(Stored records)
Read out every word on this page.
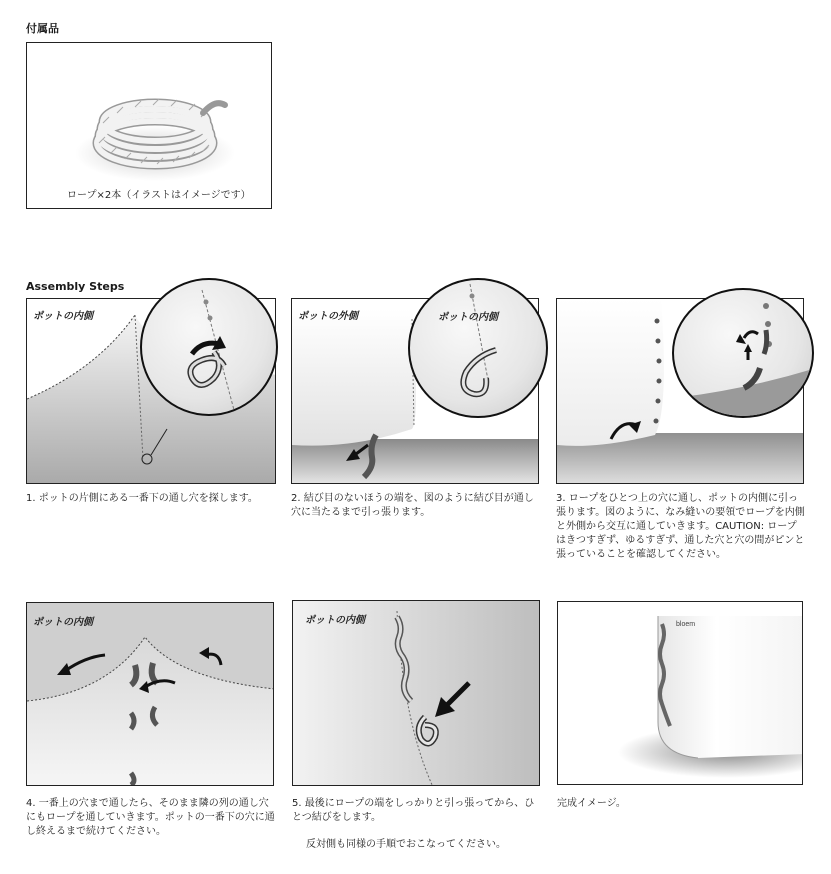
付属品
ロープ×2本（イラストはイメージです）
Assembly Steps
ポットの内側
1. ポットの片側にある一番下の通し穴を探します。
ポットの外側	ポットの内側
2. 結び目のないほうの端を、図のように結び目が通し穴に当たるまで引っ張ります。
3. ロープをひとつ上の穴に通し、ポットの内側に引っ張ります。図のように、なみ縫いの要領でロープを内側と外側から交互に通していきます。CAUTION: ロープはきつすぎず、ゆるすぎず、通した穴と穴の間がピンと張っていることを確認してください。
ポットの内側
4. 一番上の穴まで通したら、そのまま隣の列の通し穴にもロープを通していきます。ポットの一番下の穴に通し終えるまで続けてください。
ポットの内側
5. 最後にロープの端をしっかりと引っ張ってから、ひとつ結びをします。
反対側も同様の手順でおこなってください。
bloem
完成イメージ。
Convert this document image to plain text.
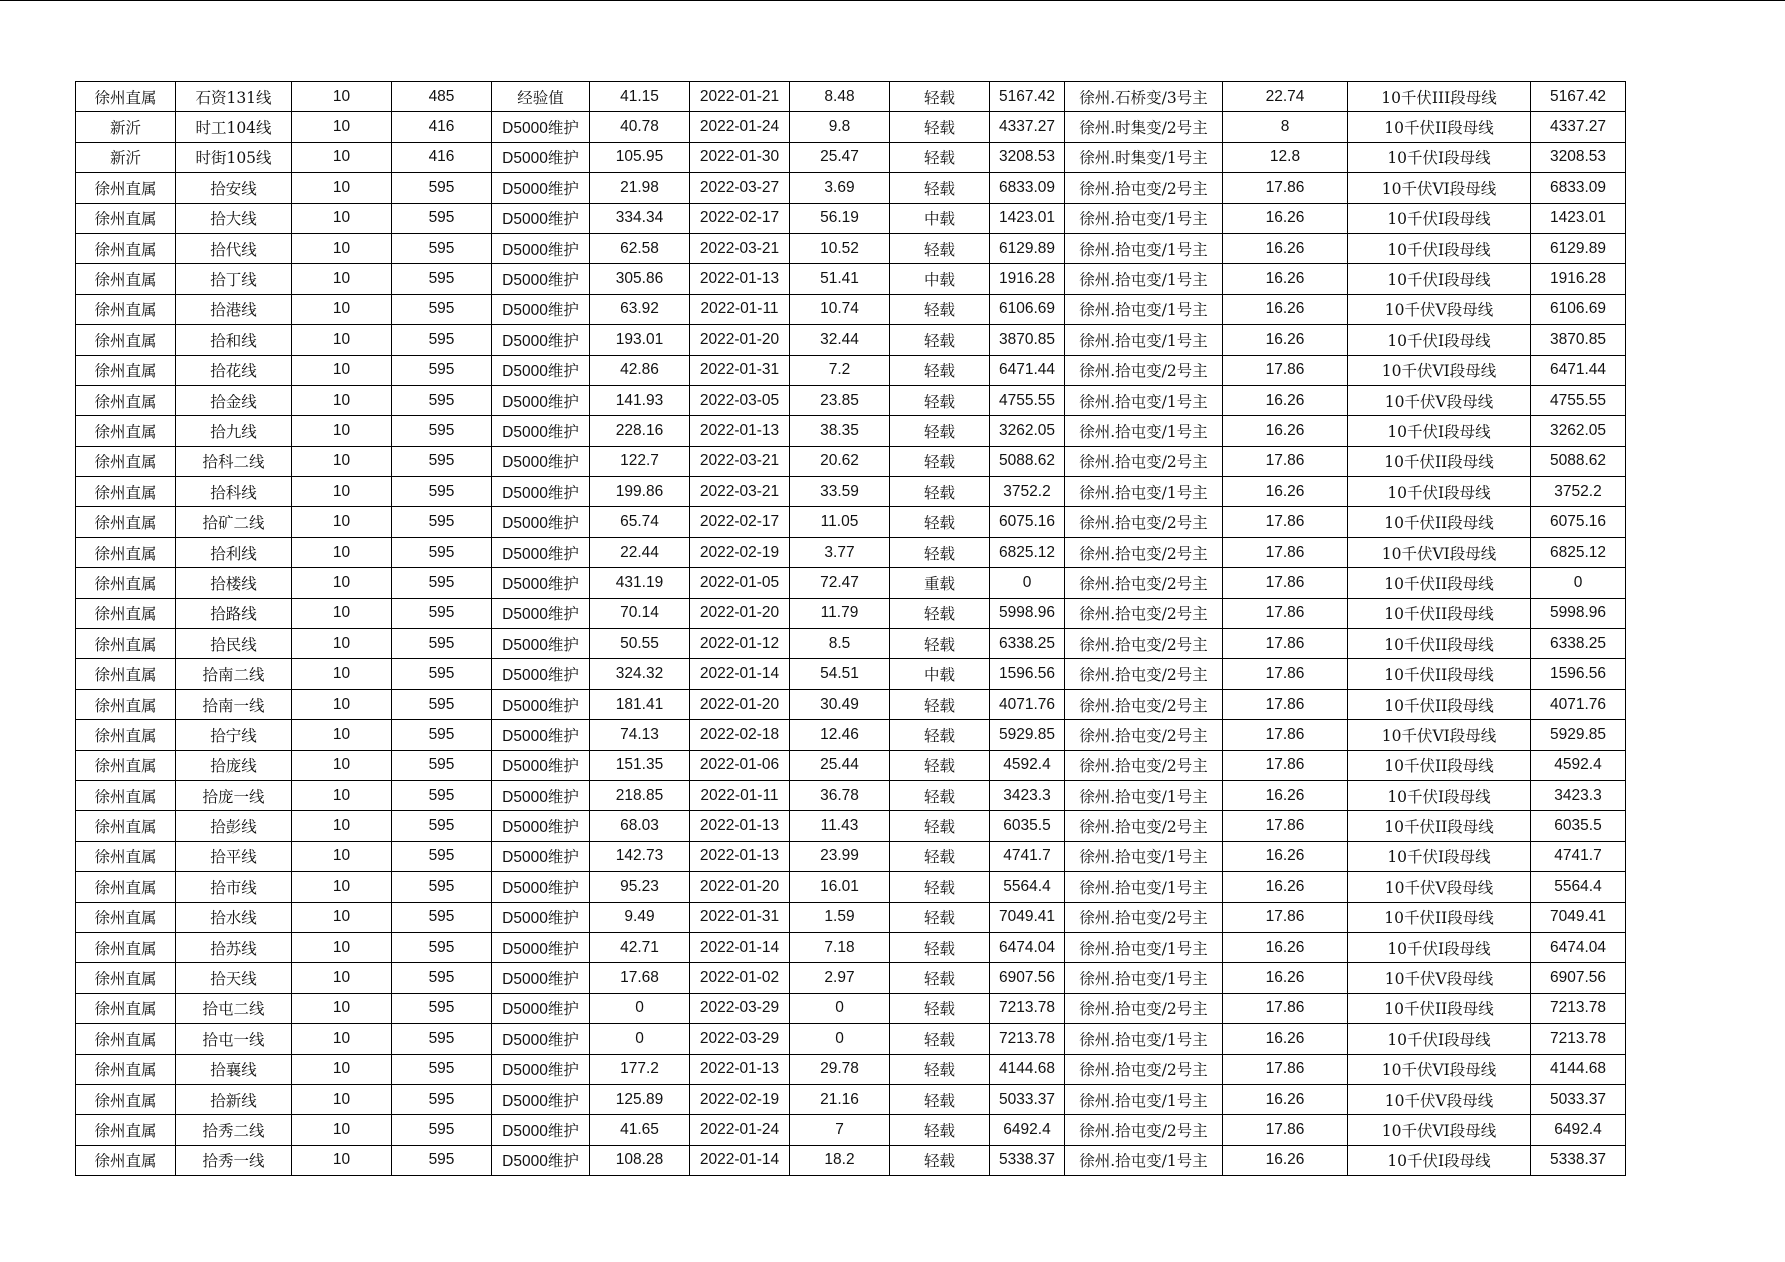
徐州直属	石资131线	10	485	经验值	41.15	2022-01-21	8.48	轻载	5167.42	徐州.石桥变/3号主	22.74	10千伏III段母线	5167.42
新沂	时工104线	10	416	D5000维护	40.78	2022-01-24	9.8	轻载	4337.27	徐州.时集变/2号主	8	10千伏II段母线	4337.27
新沂	时街105线	10	416	D5000维护	105.95	2022-01-30	25.47	轻载	3208.53	徐州.时集变/1号主	12.8	10千伏Ⅰ段母线	3208.53
徐州直属	拾安线	10	595	D5000维护	21.98	2022-03-27	3.69	轻载	6833.09	徐州.拾屯变/2号主	17.86	10千伏VI段母线	6833.09
徐州直属	拾大线	10	595	D5000维护	334.34	2022-02-17	56.19	中载	1423.01	徐州.拾屯变/1号主	16.26	10千伏Ⅰ段母线	1423.01
徐州直属	拾代线	10	595	D5000维护	62.58	2022-03-21	10.52	轻载	6129.89	徐州.拾屯变/1号主	16.26	10千伏Ⅰ段母线	6129.89
徐州直属	拾丁线	10	595	D5000维护	305.86	2022-01-13	51.41	中载	1916.28	徐州.拾屯变/1号主	16.26	10千伏Ⅰ段母线	1916.28
徐州直属	拾港线	10	595	D5000维护	63.92	2022-01-11	10.74	轻载	6106.69	徐州.拾屯变/1号主	16.26	10千伏Ⅴ段母线	6106.69
徐州直属	拾和线	10	595	D5000维护	193.01	2022-01-20	32.44	轻载	3870.85	徐州.拾屯变/1号主	16.26	10千伏Ⅰ段母线	3870.85
徐州直属	拾花线	10	595	D5000维护	42.86	2022-01-31	7.2	轻载	6471.44	徐州.拾屯变/2号主	17.86	10千伏VI段母线	6471.44
徐州直属	拾金线	10	595	D5000维护	141.93	2022-03-05	23.85	轻载	4755.55	徐州.拾屯变/1号主	16.26	10千伏Ⅴ段母线	4755.55
徐州直属	拾九线	10	595	D5000维护	228.16	2022-01-13	38.35	轻载	3262.05	徐州.拾屯变/1号主	16.26	10千伏Ⅰ段母线	3262.05
徐州直属	拾科二线	10	595	D5000维护	122.7	2022-03-21	20.62	轻载	5088.62	徐州.拾屯变/2号主	17.86	10千伏II段母线	5088.62
徐州直属	拾科线	10	595	D5000维护	199.86	2022-03-21	33.59	轻载	3752.2	徐州.拾屯变/1号主	16.26	10千伏Ⅰ段母线	3752.2
徐州直属	拾矿二线	10	595	D5000维护	65.74	2022-02-17	11.05	轻载	6075.16	徐州.拾屯变/2号主	17.86	10千伏II段母线	6075.16
徐州直属	拾利线	10	595	D5000维护	22.44	2022-02-19	3.77	轻载	6825.12	徐州.拾屯变/2号主	17.86	10千伏VI段母线	6825.12
徐州直属	拾楼线	10	595	D5000维护	431.19	2022-01-05	72.47	重载	0	徐州.拾屯变/2号主	17.86	10千伏II段母线	0
徐州直属	拾路线	10	595	D5000维护	70.14	2022-01-20	11.79	轻载	5998.96	徐州.拾屯变/2号主	17.86	10千伏II段母线	5998.96
徐州直属	拾民线	10	595	D5000维护	50.55	2022-01-12	8.5	轻载	6338.25	徐州.拾屯变/2号主	17.86	10千伏II段母线	6338.25
徐州直属	拾南二线	10	595	D5000维护	324.32	2022-01-14	54.51	中载	1596.56	徐州.拾屯变/2号主	17.86	10千伏II段母线	1596.56
徐州直属	拾南一线	10	595	D5000维护	181.41	2022-01-20	30.49	轻载	4071.76	徐州.拾屯变/2号主	17.86	10千伏II段母线	4071.76
徐州直属	拾宁线	10	595	D5000维护	74.13	2022-02-18	12.46	轻载	5929.85	徐州.拾屯变/2号主	17.86	10千伏VI段母线	5929.85
徐州直属	拾庞线	10	595	D5000维护	151.35	2022-01-06	25.44	轻载	4592.4	徐州.拾屯变/2号主	17.86	10千伏II段母线	4592.4
徐州直属	拾庞一线	10	595	D5000维护	218.85	2022-01-11	36.78	轻载	3423.3	徐州.拾屯变/1号主	16.26	10千伏Ⅰ段母线	3423.3
徐州直属	拾彭线	10	595	D5000维护	68.03	2022-01-13	11.43	轻载	6035.5	徐州.拾屯变/2号主	17.86	10千伏II段母线	6035.5
徐州直属	拾平线	10	595	D5000维护	142.73	2022-01-13	23.99	轻载	4741.7	徐州.拾屯变/1号主	16.26	10千伏Ⅰ段母线	4741.7
徐州直属	拾市线	10	595	D5000维护	95.23	2022-01-20	16.01	轻载	5564.4	徐州.拾屯变/1号主	16.26	10千伏Ⅴ段母线	5564.4
徐州直属	拾水线	10	595	D5000维护	9.49	2022-01-31	1.59	轻载	7049.41	徐州.拾屯变/2号主	17.86	10千伏II段母线	7049.41
徐州直属	拾苏线	10	595	D5000维护	42.71	2022-01-14	7.18	轻载	6474.04	徐州.拾屯变/1号主	16.26	10千伏Ⅰ段母线	6474.04
徐州直属	拾天线	10	595	D5000维护	17.68	2022-01-02	2.97	轻载	6907.56	徐州.拾屯变/1号主	16.26	10千伏Ⅴ段母线	6907.56
徐州直属	拾屯二线	10	595	D5000维护	0	2022-03-29	0	轻载	7213.78	徐州.拾屯变/2号主	17.86	10千伏II段母线	7213.78
徐州直属	拾屯一线	10	595	D5000维护	0	2022-03-29	0	轻载	7213.78	徐州.拾屯变/1号主	16.26	10千伏Ⅰ段母线	7213.78
徐州直属	拾襄线	10	595	D5000维护	177.2	2022-01-13	29.78	轻载	4144.68	徐州.拾屯变/2号主	17.86	10千伏VI段母线	4144.68
徐州直属	拾新线	10	595	D5000维护	125.89	2022-02-19	21.16	轻载	5033.37	徐州.拾屯变/1号主	16.26	10千伏Ⅴ段母线	5033.37
徐州直属	拾秀二线	10	595	D5000维护	41.65	2022-01-24	7	轻载	6492.4	徐州.拾屯变/2号主	17.86	10千伏VI段母线	6492.4
徐州直属	拾秀一线	10	595	D5000维护	108.28	2022-01-14	18.2	轻载	5338.37	徐州.拾屯变/1号主	16.26	10千伏Ⅰ段母线	5338.37
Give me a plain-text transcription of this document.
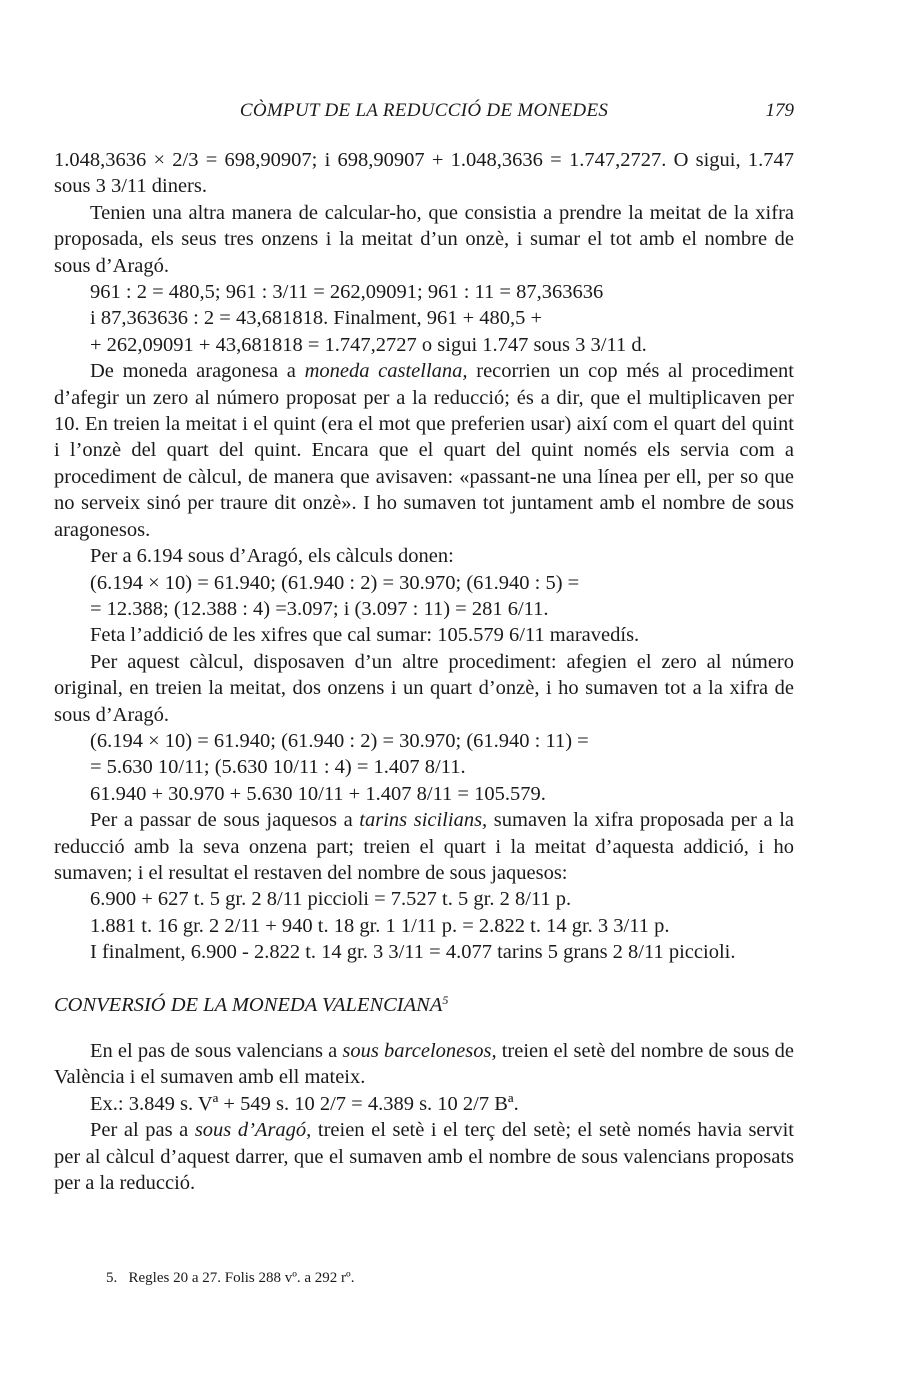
CÒMPUT DE LA REDUCCIÓ DE MONEDES	179

1.048,3636 × 2/3 = 698,90907; i 698,90907 + 1.048,3636 = 1.747,2727. O sigui, 1.747 sous 3 3/11 diners.

Tenien una altra manera de calcular-ho, que consistia a prendre la meitat de la xifra proposada, els seus tres onzens i la meitat d’un onzè, i sumar el tot amb el nombre de sous d’Aragó.

961 : 2 = 480,5; 961 : 3/11 = 262,09091; 961 : 11 = 87,363636

i 87,363636 : 2 = 43,681818. Finalment, 961 + 480,5 +

+ 262,09091 + 43,681818 = 1.747,2727 o sigui 1.747 sous 3 3/11 d.

De moneda aragonesa a moneda castellana, recorrien un cop més al procediment d’afegir un zero al número proposat per a la reducció; és a dir, que el multiplicaven per 10. En treien la meitat i el quint (era el mot que preferien usar) així com el quart del quint i l’onzè del quart del quint. Encara que el quart del quint només els servia com a procediment de càlcul, de manera que avisaven: «passant-ne una línea per ell, per so que no serveix sinó per traure dit onzè». I ho sumaven tot juntament amb el nombre de sous aragonesos.

Per a 6.194 sous d’Aragó, els càlculs donen:

(6.194 × 10) = 61.940; (61.940 : 2) = 30.970; (61.940 : 5) =

= 12.388; (12.388 : 4) =3.097; i (3.097 : 11) = 281 6/11.

Feta l’addició de les xifres que cal sumar: 105.579 6/11 maravedís.

Per aquest càlcul, disposaven d’un altre procediment: afegien el zero al número original, en treien la meitat, dos onzens i un quart d’onzè, i ho sumaven tot a la xifra de sous d’Aragó.

(6.194 × 10) = 61.940; (61.940 : 2) = 30.970; (61.940 : 11) =

= 5.630 10/11; (5.630 10/11 : 4) = 1.407 8/11.

61.940 + 30.970 + 5.630 10/11 + 1.407 8/11 = 105.579.

Per a passar de sous jaquesos a tarins sicilians, sumaven la xifra proposada per a la reducció amb la seva onzena part; treien el quart i la meitat d’aquesta addició, i ho sumaven; i el resultat el restaven del nombre de sous jaquesos:

6.900 + 627 t. 5 gr. 2 8/11 piccioli = 7.527 t. 5 gr. 2 8/11 p.

1.881 t. 16 gr. 2 2/11 + 940 t. 18 gr. 1 1/11 p. = 2.822 t. 14 gr. 3 3/11 p.

I finalment, 6.900 - 2.822 t. 14 gr. 3 3/11 = 4.077 tarins 5 grans 2 8/11 piccioli.

CONVERSIÓ DE LA MONEDA VALENCIANA$^5$

En el pas de sous valencians a sous barcelonesos, treien el setè del nombre de sous de València i el sumaven amb ell mateix.

Ex.: 3.849 s. Vª + 549 s. 10 2/7 = 4.389 s. 10 2/7 Bª.

Per al pas a sous d’Aragó, treien el setè i el terç del setè; el setè només havia servit per al càlcul d’aquest darrer, que el sumaven amb el nombre de sous valencians proposats per a la reducció.

5. Regles 20 a 27. Folis 288 vº. a 292 rº.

» JOB
Which lines above contain "document"? Show each of them.

» EXERCISE SOLUTION
Convert this document image to plain text.
Give me a plain-text transcription of this document.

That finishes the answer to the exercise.